▶ **THE REQUEST**:
Your copy of the material below should match it exactly, except that it holds no pictures.
>> Begin DATA FOR THIS TASK
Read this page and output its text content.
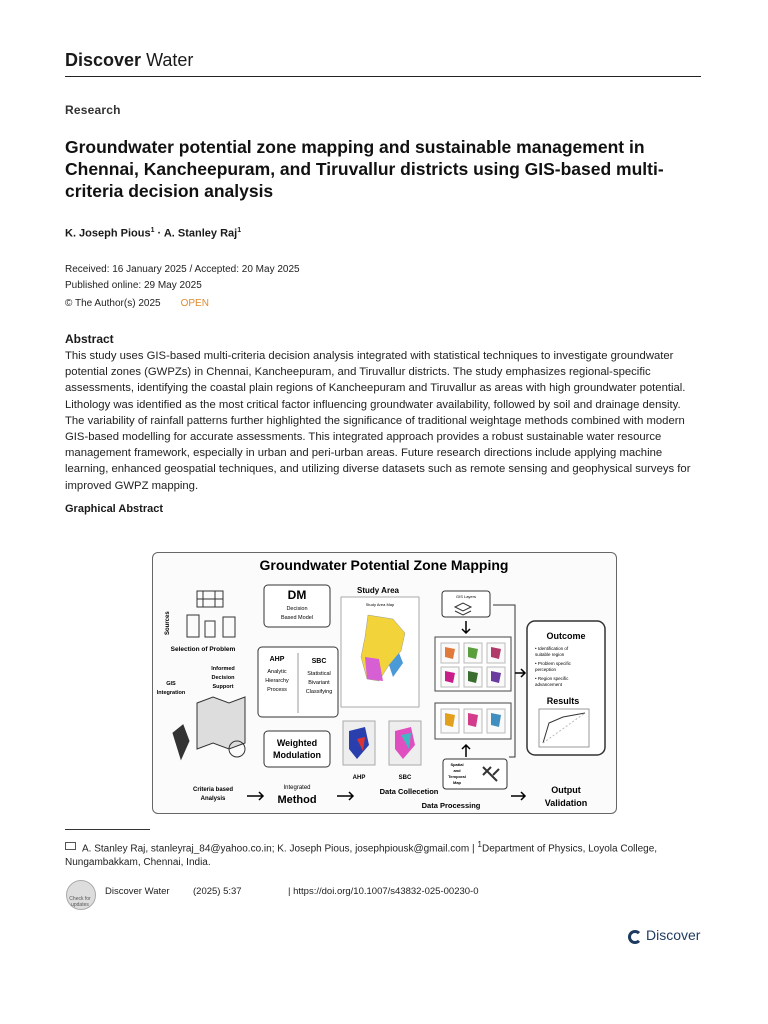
Discover Water
Research
Groundwater potential zone mapping and sustainable management in Chennai, Kancheepuram, and Tiruvallur districts using GIS-based multi-criteria decision analysis
K. Joseph Pious$^1$ · A. Stanley Raj$^1$
Received: 16 January 2025 / Accepted: 20 May 2025
Published online: 29 May 2025
© The Author(s) 2025 OPEN
Abstract
This study uses GIS-based multi-criteria decision analysis integrated with statistical techniques to investigate groundwater potential zones (GWPZs) in Chennai, Kancheepuram, and Tiruvallur districts. The study emphasizes regional-specific assessments, identifying the coastal plain regions of Kancheepuram and Tiruvallur as areas with high groundwater potential. Lithology was identified as the most critical factor influencing groundwater availability, followed by soil and drainage density. The variability of rainfall patterns further highlighted the significance of traditional weightage methods combined with modern GIS-based modelling for accurate assessments. This integrated approach provides a robust sustainable water resource management framework, especially in urban and peri-urban areas. Future research directions include applying machine learning, enhanced geospatial techniques, and utilizing diverse datasets such as remote sensing and geophysical surveys for improved GWPZ mapping.
Graphical Abstract
Groundwater Potential Zone Mapping
Sources
Selection of Problem
Informed
Decision
Support
GIS
Integration
Criteria based
Analysis
DM
Decision
Based Model
AHP
Analytic
Hierarchy
Process
SBC
Statistical
Bivariant
Classifying
Weighted
Modulation
Integrated
Method
Study Area
Study Area Map
AHP	SBC
Data Collecetion
Data Processing
GIS Layers
Spatial
and
Temporal
Map
Outcome
• Identification of
suitable region
• Problem specific
perception
• Region specific
advancement
Results
Output
Validation
A. Stanley Raj, stanleyraj_84@yahoo.co.in; K. Joseph Pious, josephpiousk@gmail.com | $^1$Department of Physics, Loyola College, Nungambakkam, Chennai, India.
Check for updates
Discover Water (2025) 5:37	| https://doi.org/10.1007/s43832-025-00230-0
Discover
>> End DATA FOR THIS TASK
▶ **TASK RESPONSE**:
Read this page and output its text content.
Discover Water
Research
Groundwater potential zone mapping and sustainable management in Chennai, Kancheepuram, and Tiruvallur districts using GIS-based multi-criteria decision analysis
K. Joseph Pious$^1$ · A. Stanley Raj$^1$
Received: 16 January 2025 / Accepted: 20 May 2025
Published online: 29 May 2025
© The Author(s) 2025 OPEN
Abstract
This study uses GIS-based multi-criteria decision analysis integrated with statistical techniques to investigate groundwater potential zones (GWPZs) in Chennai, Kancheepuram, and Tiruvallur districts. The study emphasizes regional-specific assessments, identifying the coastal plain regions of Kancheepuram and Tiruvallur as areas with high groundwater potential. Lithology was identified as the most critical factor influencing groundwater availability, followed by soil and drainage density. The variability of rainfall patterns further highlighted the significance of traditional weightage methods combined with modern GIS-based modelling for accurate assessments. This integrated approach provides a robust sustainable water resource management framework, especially in urban and peri-urban areas. Future research directions include applying machine learning, enhanced geospatial techniques, and utilizing diverse datasets such as remote sensing and geophysical surveys for improved GWPZ mapping.
Graphical Abstract
Groundwater Potential Zone Mapping
Sources
Selection of Problem
Informed
Decision
Support
GIS
Integration
Criteria based
Analysis
DM
Decision
Based Model
AHP
Analytic
Hierarchy
Process
SBC
Statistical
Bivariant
Classifying
Weighted
Modulation
Integrated
Method
Study Area
Study Area Map
AHP	SBC
Data Collecetion
Data Processing
GIS Layers
Spatial
and
Temporal
Map
Outcome
• Identification of
suitable region
• Problem specific
perception
• Region specific
advancement
Results
Output
Validation
A. Stanley Raj, stanleyraj_84@yahoo.co.in; K. Joseph Pious, josephpiousk@gmail.com | $^1$Department of Physics, Loyola College, Nungambakkam, Chennai, India.
Check for updates
Discover Water (2025) 5:37	| https://doi.org/10.1007/s43832-025-00230-0
Discover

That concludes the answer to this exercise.